Records from a data source:
(begin)
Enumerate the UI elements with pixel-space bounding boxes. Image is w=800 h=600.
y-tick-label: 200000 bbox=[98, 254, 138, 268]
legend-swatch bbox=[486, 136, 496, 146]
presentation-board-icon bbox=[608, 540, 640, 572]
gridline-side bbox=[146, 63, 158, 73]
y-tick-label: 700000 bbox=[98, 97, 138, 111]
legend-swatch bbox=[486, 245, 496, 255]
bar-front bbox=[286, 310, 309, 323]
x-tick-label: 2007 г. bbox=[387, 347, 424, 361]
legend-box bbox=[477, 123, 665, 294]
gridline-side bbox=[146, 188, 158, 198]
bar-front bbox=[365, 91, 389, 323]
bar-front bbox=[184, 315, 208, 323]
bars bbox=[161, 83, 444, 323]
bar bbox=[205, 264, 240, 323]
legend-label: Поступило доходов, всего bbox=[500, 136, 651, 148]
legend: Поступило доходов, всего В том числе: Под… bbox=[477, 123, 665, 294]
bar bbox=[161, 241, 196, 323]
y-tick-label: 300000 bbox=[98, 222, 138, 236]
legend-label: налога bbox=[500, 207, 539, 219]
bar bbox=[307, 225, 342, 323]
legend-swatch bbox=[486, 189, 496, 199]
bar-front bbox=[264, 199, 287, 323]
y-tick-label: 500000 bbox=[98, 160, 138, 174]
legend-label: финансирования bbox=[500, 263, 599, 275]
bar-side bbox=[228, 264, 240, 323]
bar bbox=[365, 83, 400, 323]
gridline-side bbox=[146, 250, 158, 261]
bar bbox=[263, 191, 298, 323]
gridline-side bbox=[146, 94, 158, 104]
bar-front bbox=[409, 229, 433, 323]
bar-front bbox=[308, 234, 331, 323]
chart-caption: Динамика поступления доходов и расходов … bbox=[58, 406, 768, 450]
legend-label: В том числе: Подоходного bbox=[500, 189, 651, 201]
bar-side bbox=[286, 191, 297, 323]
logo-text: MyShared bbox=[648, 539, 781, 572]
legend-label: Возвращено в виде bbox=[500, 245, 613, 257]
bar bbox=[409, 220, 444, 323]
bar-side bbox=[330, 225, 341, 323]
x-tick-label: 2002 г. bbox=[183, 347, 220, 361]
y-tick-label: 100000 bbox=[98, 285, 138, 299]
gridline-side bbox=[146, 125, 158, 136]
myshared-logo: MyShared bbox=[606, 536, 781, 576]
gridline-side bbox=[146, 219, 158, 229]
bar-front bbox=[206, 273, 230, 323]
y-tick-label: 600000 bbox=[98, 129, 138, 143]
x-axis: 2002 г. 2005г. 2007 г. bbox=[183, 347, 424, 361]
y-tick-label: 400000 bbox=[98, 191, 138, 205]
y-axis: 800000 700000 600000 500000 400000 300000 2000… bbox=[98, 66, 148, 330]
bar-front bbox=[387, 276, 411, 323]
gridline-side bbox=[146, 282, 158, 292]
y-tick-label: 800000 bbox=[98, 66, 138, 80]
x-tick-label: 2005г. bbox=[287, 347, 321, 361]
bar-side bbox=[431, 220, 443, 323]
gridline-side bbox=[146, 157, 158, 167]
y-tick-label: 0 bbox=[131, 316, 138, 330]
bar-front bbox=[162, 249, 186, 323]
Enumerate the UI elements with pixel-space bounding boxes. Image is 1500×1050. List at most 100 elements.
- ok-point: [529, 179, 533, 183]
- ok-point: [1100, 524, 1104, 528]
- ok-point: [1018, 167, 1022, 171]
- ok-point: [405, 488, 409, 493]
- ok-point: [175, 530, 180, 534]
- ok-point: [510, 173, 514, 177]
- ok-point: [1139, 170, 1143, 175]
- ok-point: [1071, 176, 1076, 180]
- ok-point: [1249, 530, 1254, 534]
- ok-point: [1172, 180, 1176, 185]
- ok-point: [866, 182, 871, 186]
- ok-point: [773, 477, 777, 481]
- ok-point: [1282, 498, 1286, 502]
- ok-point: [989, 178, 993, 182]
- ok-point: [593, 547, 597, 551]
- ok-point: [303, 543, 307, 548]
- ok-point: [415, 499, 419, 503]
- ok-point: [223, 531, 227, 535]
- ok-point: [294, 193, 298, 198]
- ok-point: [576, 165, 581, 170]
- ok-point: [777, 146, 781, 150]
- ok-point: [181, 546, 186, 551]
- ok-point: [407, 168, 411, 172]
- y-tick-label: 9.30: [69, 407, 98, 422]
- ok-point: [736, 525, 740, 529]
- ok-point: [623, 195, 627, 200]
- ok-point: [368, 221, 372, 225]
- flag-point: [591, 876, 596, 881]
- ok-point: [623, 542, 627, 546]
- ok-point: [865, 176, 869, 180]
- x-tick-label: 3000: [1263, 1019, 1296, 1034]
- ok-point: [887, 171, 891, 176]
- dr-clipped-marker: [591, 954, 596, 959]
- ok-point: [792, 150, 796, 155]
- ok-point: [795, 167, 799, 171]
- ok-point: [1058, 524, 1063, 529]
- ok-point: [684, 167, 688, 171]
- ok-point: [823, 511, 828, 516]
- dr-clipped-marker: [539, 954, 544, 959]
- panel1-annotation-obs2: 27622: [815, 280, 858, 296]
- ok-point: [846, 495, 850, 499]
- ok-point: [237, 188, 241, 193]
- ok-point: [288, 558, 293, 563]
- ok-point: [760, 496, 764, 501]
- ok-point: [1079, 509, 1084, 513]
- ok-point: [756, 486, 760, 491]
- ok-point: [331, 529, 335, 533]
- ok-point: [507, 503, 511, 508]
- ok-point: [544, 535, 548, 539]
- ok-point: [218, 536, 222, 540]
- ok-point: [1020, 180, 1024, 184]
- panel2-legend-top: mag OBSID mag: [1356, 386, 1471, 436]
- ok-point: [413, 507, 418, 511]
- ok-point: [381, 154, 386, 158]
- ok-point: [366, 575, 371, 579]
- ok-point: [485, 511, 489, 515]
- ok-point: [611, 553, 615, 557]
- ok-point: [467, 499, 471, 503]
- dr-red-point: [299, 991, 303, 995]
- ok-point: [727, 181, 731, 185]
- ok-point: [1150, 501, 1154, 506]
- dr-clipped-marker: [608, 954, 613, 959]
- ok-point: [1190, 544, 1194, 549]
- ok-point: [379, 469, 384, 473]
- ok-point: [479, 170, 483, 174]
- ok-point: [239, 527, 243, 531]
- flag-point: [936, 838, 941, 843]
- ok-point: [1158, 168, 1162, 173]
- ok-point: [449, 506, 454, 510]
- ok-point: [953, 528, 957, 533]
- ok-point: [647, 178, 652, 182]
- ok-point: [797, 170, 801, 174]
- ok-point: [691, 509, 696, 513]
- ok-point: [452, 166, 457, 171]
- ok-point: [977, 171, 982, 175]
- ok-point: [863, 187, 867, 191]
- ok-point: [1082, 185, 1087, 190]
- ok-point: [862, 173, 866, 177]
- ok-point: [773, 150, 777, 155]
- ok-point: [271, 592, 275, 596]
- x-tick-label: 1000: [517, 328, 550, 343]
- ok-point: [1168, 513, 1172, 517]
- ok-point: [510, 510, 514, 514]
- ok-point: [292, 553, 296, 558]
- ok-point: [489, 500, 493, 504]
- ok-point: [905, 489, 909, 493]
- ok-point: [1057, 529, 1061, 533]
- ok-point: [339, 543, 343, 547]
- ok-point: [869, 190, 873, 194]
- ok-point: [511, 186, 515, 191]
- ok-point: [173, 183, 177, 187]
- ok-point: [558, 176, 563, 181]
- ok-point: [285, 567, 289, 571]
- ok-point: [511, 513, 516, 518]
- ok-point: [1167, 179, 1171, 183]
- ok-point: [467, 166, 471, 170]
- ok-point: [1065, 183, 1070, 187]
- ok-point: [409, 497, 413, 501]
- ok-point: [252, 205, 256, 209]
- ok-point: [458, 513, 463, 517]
(end)
▶ TASK TO CARRY OUT
Pull out every line of the entries above that contains the string "boxes".

▶ EXERCISE OUTPUT
Enumerate the UI elements with pixel-space bounding boxes. Image is w=800 h=600.
Enumerate the UI elements with pixel-space bounding boxes. Image is 1500×1050. List at most 100 elements.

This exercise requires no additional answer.